>> START DATA SHOWN
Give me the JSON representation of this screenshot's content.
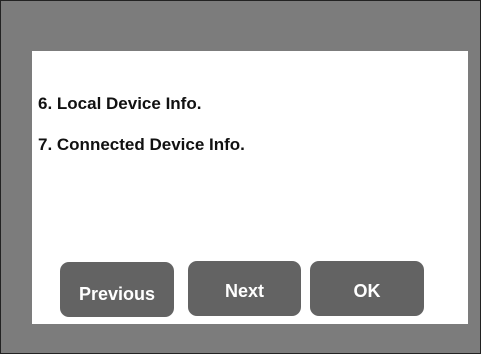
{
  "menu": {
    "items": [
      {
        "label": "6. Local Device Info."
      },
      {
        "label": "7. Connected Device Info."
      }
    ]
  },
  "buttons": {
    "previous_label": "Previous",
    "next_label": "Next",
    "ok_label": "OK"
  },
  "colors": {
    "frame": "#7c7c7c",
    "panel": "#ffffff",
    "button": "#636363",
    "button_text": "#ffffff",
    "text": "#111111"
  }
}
>> END DATA SHOWN
The entries above are to be returned exactly, without their pictures.

- **TASK RESPONSE**:
Give me the JSON representation of this screenshot's content.
{
  "menu": {
    "items": [
      {
        "label": "6. Local Device Info."
      },
      {
        "label": "7. Connected Device Info."
      }
    ]
  },
  "buttons": {
    "previous_label": "Previous",
    "next_label": "Next",
    "ok_label": "OK"
  },
  "colors": {
    "frame": "#7c7c7c",
    "panel": "#ffffff",
    "button": "#636363",
    "button_text": "#ffffff",
    "text": "#111111"
  }
}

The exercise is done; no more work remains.